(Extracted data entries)
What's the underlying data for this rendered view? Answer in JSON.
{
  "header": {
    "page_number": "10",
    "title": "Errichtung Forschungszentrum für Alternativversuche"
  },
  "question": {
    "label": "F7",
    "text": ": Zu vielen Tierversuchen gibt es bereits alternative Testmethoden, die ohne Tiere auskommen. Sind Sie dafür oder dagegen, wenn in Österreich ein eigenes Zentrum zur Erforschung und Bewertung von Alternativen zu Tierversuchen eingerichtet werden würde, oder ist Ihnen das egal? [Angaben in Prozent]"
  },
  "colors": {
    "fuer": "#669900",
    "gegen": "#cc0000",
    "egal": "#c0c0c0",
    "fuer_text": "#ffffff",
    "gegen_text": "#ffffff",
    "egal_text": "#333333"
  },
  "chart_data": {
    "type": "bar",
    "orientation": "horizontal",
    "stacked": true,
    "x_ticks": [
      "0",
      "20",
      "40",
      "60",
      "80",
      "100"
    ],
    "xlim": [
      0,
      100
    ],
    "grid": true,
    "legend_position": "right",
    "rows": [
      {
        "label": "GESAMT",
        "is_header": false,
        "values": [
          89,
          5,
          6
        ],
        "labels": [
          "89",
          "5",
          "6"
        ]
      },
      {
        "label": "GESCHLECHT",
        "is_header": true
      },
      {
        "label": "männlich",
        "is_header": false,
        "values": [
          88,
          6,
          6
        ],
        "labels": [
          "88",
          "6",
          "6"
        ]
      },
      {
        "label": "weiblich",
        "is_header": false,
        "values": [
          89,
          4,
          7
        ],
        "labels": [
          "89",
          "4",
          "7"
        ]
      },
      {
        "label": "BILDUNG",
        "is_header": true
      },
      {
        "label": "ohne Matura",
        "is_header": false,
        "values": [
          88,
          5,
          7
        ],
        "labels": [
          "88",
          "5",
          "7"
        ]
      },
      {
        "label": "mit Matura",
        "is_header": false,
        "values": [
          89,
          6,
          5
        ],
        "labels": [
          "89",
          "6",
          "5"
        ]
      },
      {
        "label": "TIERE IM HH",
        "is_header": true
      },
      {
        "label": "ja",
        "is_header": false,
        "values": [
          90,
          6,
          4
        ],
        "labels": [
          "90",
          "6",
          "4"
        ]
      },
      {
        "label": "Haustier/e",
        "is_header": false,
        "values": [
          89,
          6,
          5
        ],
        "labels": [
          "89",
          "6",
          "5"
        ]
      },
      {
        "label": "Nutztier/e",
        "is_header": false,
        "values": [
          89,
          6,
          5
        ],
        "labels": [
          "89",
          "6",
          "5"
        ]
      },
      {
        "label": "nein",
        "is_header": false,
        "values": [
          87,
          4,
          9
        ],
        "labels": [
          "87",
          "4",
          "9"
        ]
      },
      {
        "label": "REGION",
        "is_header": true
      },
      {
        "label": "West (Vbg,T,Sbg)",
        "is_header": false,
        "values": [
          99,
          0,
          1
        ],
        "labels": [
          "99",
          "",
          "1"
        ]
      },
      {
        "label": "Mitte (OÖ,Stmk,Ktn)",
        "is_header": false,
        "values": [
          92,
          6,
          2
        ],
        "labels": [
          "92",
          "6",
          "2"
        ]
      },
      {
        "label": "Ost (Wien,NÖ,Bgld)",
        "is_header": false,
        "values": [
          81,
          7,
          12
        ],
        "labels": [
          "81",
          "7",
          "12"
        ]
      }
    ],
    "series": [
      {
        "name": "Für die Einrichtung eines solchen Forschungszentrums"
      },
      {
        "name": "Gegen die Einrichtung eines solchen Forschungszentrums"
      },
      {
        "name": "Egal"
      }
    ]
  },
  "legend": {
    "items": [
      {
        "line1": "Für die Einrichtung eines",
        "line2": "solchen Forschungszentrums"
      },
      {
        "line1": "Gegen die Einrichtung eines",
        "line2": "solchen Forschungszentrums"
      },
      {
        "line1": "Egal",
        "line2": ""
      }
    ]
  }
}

- Task details -
If a line in the data above holds the word "solchen", count it, and give only the final number.

- Reply -
4